### Exercise aim
In the data below, find the line with "What does this" and output it along with every later line, exactly, but not the pictures.

┄┄┄┄┄┄

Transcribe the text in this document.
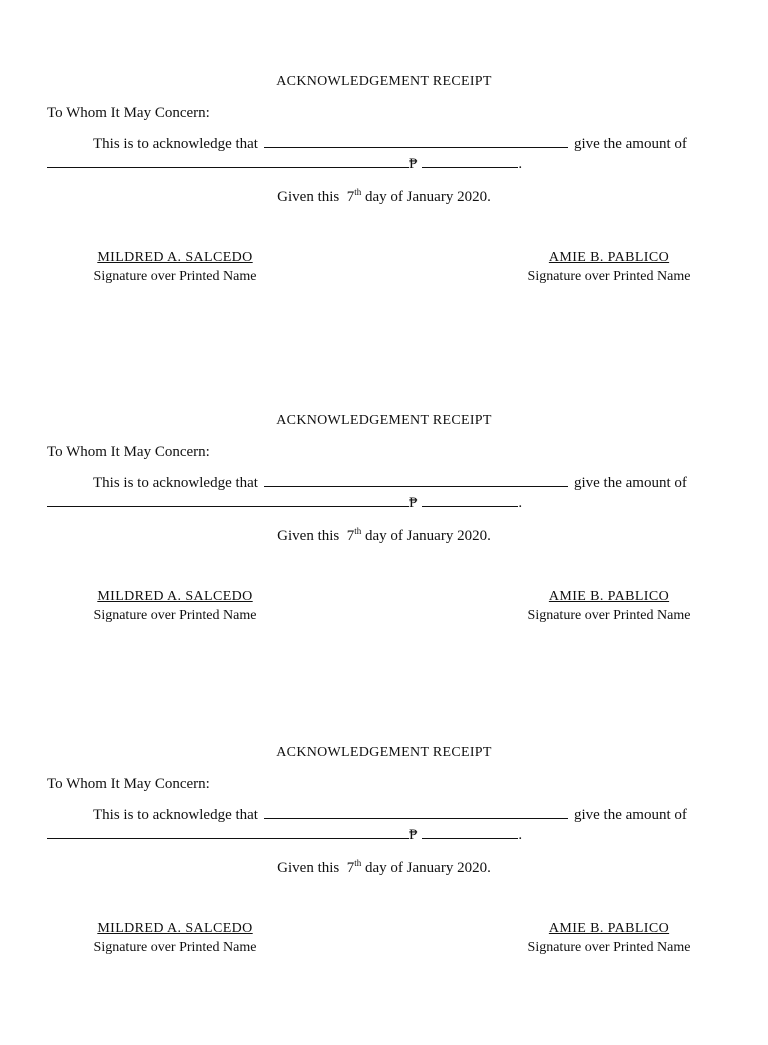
ACKNOWLEDGEMENT RECEIPT
To Whom It May Concern:
This is to acknowledge that	give the amount of
₱	.
Given this 7th day of January 2020.
MILDRED A. SALCEDO
Signature over Printed Name
AMIE B. PABLICO
Signature over Printed Name
ACKNOWLEDGEMENT RECEIPT
To Whom It May Concern:
This is to acknowledge that	give the amount of
₱	.
Given this 7th day of January 2020.
MILDRED A. SALCEDO
Signature over Printed Name
AMIE B. PABLICO
Signature over Printed Name
ACKNOWLEDGEMENT RECEIPT
To Whom It May Concern:
This is to acknowledge that	give the amount of
₱	.
Given this 7th day of January 2020.
MILDRED A. SALCEDO
Signature over Printed Name
AMIE B. PABLICO
Signature over Printed Name
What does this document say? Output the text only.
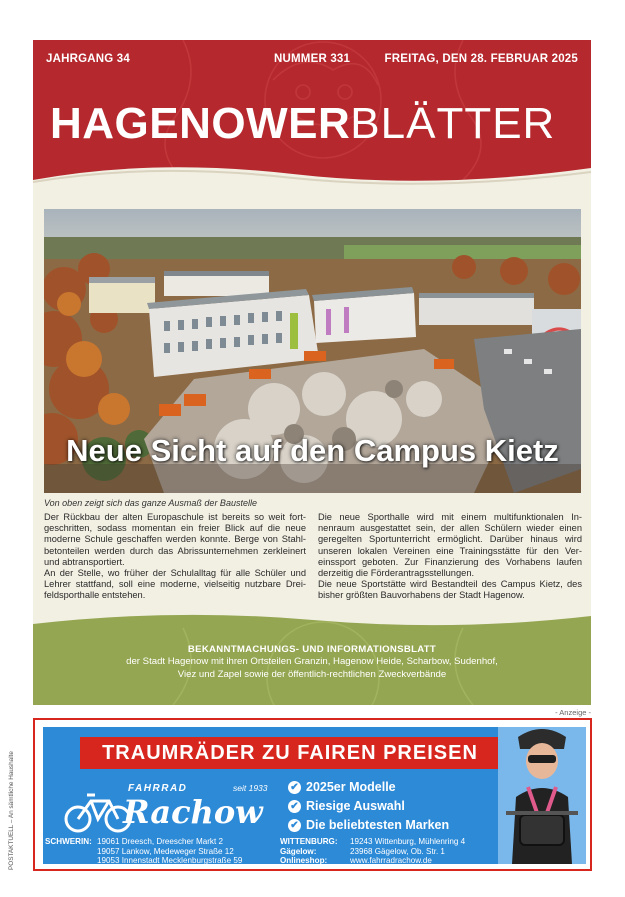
JAHRGANG 34	NUMMER 331	FREITAG, DEN 28. FEBRUAR 2025
HAGENOWERBLÄTTER
Neue Sicht auf den Campus Kietz
Von oben zeigt sich das ganze Ausmaß der Baustelle

Der Rückbau der alten Europaschule ist bereits so weit fort-geschritten, sodass momentan ein freier Blick auf die neue moderne Schule geschaffen werden konnte. Berge von Stahl-betonteilen werden durch das Abrissunternehmen zerkleinert und abtransportiert.

An der Stelle, wo früher der Schulalltag für alle Schüler und Lehrer stattfand, soll eine moderne, vielseitig nutzbare Drei-feldsporthalle entstehen.

Die neue Sporthalle wird mit einem multifunktionalen In-nenraum ausgestattet sein, der allen Schülern wieder einen geregelten Sportunterricht ermöglicht. Darüber hinaus wird unseren lokalen Vereinen eine Trainingsstätte für den Ver-einssport geboten. Zur Finanzierung des Vorhabens laufen derzeitig die Förderantragsstellungen.

Die neue Sportstätte wird Bestandteil des Campus Kietz, des bisher größten Bauvorhabens der Stadt Hagenow.

BEKANNTMACHUNGS- UND INFORMATIONSBLATT
der Stadt Hagenow mit ihren Ortsteilen Granzin, Hagenow Heide, Scharbow, Sudenhof,
Viez und Zapel sowie der öffentlich-rechtlichen Zweckverbände
- Anzeige -
TRAUMRÄDER ZU FAIREN PREISEN
FAHRRAD	seit 1933
Rachow
✔ 2025er Modelle
✔ Riesige Auswahl
✔ Die beliebtesten Marken
SCHWERIN: 19061 Dreesch, Dreescher Markt 2
19057 Lankow, Medeweger Straße 12
19053 Innenstadt Mecklenburgstraße 59
WITTENBURG: 19243 Wittenburg, Mühlenring 4
Gägelow:	23968 Gägelow, Ob. Str. 1
Onlineshop:	www.fahrradrachow.de
POSTAKTUELL – An sämtliche Haushalte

┄┄┄┄┄┄

### Reply to the task
What does this document say? Output the text only.
JAHRGANG 34	NUMMER 331	FREITAG, DEN 28. FEBRUAR 2025
HAGENOWERBLÄTTER
Neue Sicht auf den Campus Kietz
Von oben zeigt sich das ganze Ausmaß der Baustelle

Der Rückbau der alten Europaschule ist bereits so weit fort-geschritten, sodass momentan ein freier Blick auf die neue moderne Schule geschaffen werden konnte. Berge von Stahl-betonteilen werden durch das Abrissunternehmen zerkleinert und abtransportiert.

An der Stelle, wo früher der Schulalltag für alle Schüler und Lehrer stattfand, soll eine moderne, vielseitig nutzbare Drei-feldsporthalle entstehen.

Die neue Sporthalle wird mit einem multifunktionalen In-nenraum ausgestattet sein, der allen Schülern wieder einen geregelten Sportunterricht ermöglicht. Darüber hinaus wird unseren lokalen Vereinen eine Trainingsstätte für den Ver-einssport geboten. Zur Finanzierung des Vorhabens laufen derzeitig die Förderantragsstellungen.

Die neue Sportstätte wird Bestandteil des Campus Kietz, des bisher größten Bauvorhabens der Stadt Hagenow.

BEKANNTMACHUNGS- UND INFORMATIONSBLATT
der Stadt Hagenow mit ihren Ortsteilen Granzin, Hagenow Heide, Scharbow, Sudenhof,
Viez und Zapel sowie der öffentlich-rechtlichen Zweckverbände
- Anzeige -
TRAUMRÄDER ZU FAIREN PREISEN
FAHRRAD	seit 1933
Rachow
✔ 2025er Modelle
✔ Riesige Auswahl
✔ Die beliebtesten Marken
SCHWERIN: 19061 Dreesch, Dreescher Markt 2
19057 Lankow, Medeweger Straße 12
19053 Innenstadt Mecklenburgstraße 59
WITTENBURG: 19243 Wittenburg, Mühlenring 4
Gägelow:	23968 Gägelow, Ob. Str. 1
Onlineshop:	www.fahrradrachow.de
POSTAKTUELL – An sämtliche Haushalte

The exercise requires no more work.